▸ Objective
Quote all entries exactly, leaving pictures aside.

Begin Dataset excerpts

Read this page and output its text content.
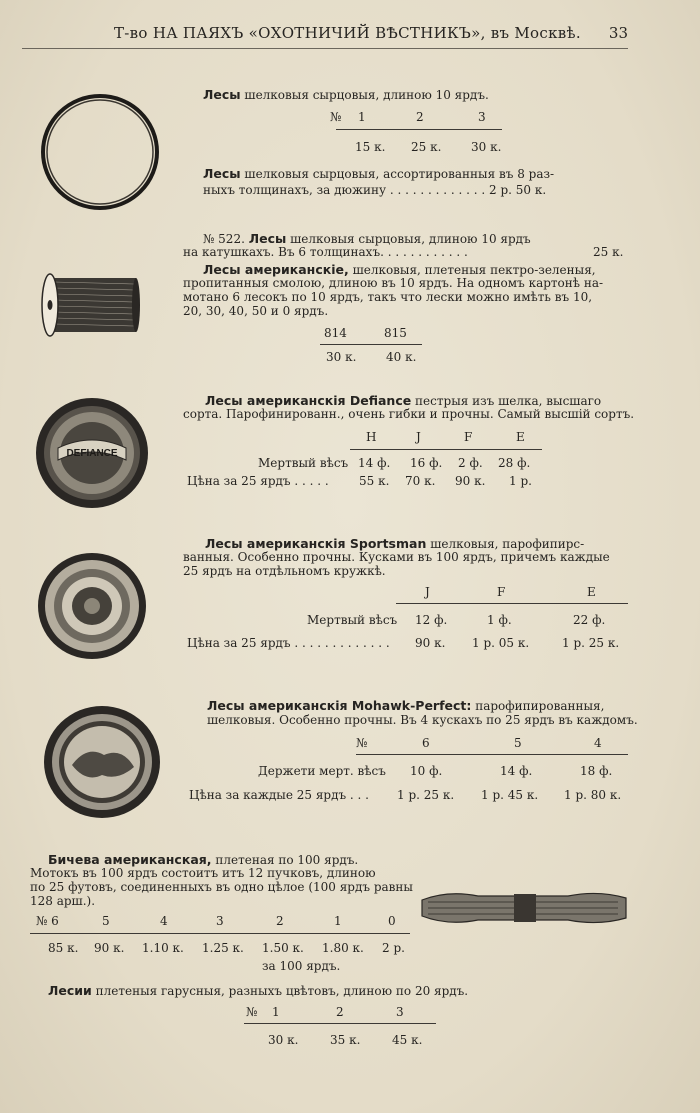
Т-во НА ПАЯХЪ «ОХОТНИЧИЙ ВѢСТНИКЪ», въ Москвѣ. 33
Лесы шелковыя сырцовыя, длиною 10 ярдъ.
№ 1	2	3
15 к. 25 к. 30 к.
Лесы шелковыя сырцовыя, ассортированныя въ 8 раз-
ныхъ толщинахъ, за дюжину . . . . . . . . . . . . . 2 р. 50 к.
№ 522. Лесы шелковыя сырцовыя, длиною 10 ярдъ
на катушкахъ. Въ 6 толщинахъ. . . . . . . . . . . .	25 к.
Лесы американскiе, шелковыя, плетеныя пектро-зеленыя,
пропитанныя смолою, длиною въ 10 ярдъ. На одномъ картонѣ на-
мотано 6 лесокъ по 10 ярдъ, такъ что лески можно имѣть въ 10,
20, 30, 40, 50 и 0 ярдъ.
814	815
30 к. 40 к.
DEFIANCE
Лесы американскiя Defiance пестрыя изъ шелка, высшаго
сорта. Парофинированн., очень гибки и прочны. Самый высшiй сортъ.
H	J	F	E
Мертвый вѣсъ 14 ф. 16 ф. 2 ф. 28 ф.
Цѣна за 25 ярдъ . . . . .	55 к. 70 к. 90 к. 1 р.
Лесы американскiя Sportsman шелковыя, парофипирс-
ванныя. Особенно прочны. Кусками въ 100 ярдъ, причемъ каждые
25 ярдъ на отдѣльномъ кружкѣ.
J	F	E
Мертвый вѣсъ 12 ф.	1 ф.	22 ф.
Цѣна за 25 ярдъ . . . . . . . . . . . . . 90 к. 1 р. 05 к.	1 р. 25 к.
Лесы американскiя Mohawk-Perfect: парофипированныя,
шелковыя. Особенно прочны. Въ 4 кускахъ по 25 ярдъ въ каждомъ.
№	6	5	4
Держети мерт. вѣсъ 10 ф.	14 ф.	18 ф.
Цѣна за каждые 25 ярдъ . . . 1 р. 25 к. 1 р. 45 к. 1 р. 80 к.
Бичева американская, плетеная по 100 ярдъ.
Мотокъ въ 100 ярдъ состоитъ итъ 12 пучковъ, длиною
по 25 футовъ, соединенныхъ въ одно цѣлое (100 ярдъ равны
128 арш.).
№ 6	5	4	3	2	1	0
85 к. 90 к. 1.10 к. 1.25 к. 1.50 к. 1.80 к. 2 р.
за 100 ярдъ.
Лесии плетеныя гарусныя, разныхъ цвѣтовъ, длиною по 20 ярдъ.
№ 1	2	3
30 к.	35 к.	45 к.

End Dataset excerpts

▸ Task solution
Read this page and output its text content.
Т-во НА ПАЯХЪ «ОХОТНИЧИЙ ВѢСТНИКЪ», въ Москвѣ. 33
Лесы шелковыя сырцовыя, длиною 10 ярдъ.
№ 1	2	3
15 к. 25 к. 30 к.
Лесы шелковыя сырцовыя, ассортированныя въ 8 раз-
ныхъ толщинахъ, за дюжину . . . . . . . . . . . . . 2 р. 50 к.
№ 522. Лесы шелковыя сырцовыя, длиною 10 ярдъ
на катушкахъ. Въ 6 толщинахъ. . . . . . . . . . . .	25 к.
Лесы американскiе, шелковыя, плетеныя пектро-зеленыя,
пропитанныя смолою, длиною въ 10 ярдъ. На одномъ картонѣ на-
мотано 6 лесокъ по 10 ярдъ, такъ что лески можно имѣть въ 10,
20, 30, 40, 50 и 0 ярдъ.
814	815
30 к. 40 к.
DEFIANCE
Лесы американскiя Defiance пестрыя изъ шелка, высшаго
сорта. Парофинированн., очень гибки и прочны. Самый высшiй сортъ.
H	J	F	E
Мертвый вѣсъ 14 ф. 16 ф. 2 ф. 28 ф.
Цѣна за 25 ярдъ . . . . .	55 к. 70 к. 90 к. 1 р.
Лесы американскiя Sportsman шелковыя, парофипирс-
ванныя. Особенно прочны. Кусками въ 100 ярдъ, причемъ каждые
25 ярдъ на отдѣльномъ кружкѣ.
J	F	E
Мертвый вѣсъ 12 ф.	1 ф.	22 ф.
Цѣна за 25 ярдъ . . . . . . . . . . . . . 90 к. 1 р. 05 к.	1 р. 25 к.
Лесы американскiя Mohawk-Perfect: парофипированныя,
шелковыя. Особенно прочны. Въ 4 кускахъ по 25 ярдъ въ каждомъ.
№	6	5	4
Держети мерт. вѣсъ 10 ф.	14 ф.	18 ф.
Цѣна за каждые 25 ярдъ . . . 1 р. 25 к. 1 р. 45 к. 1 р. 80 к.
Бичева американская, плетеная по 100 ярдъ.
Мотокъ въ 100 ярдъ состоитъ итъ 12 пучковъ, длиною
по 25 футовъ, соединенныхъ въ одно цѣлое (100 ярдъ равны
128 арш.).
№ 6	5	4	3	2	1	0
85 к. 90 к. 1.10 к. 1.25 к. 1.50 к. 1.80 к. 2 р.
за 100 ярдъ.
Лесии плетеныя гарусныя, разныхъ цвѣтовъ, длиною по 20 ярдъ.
№ 1	2	3
30 к.	35 к.	45 к.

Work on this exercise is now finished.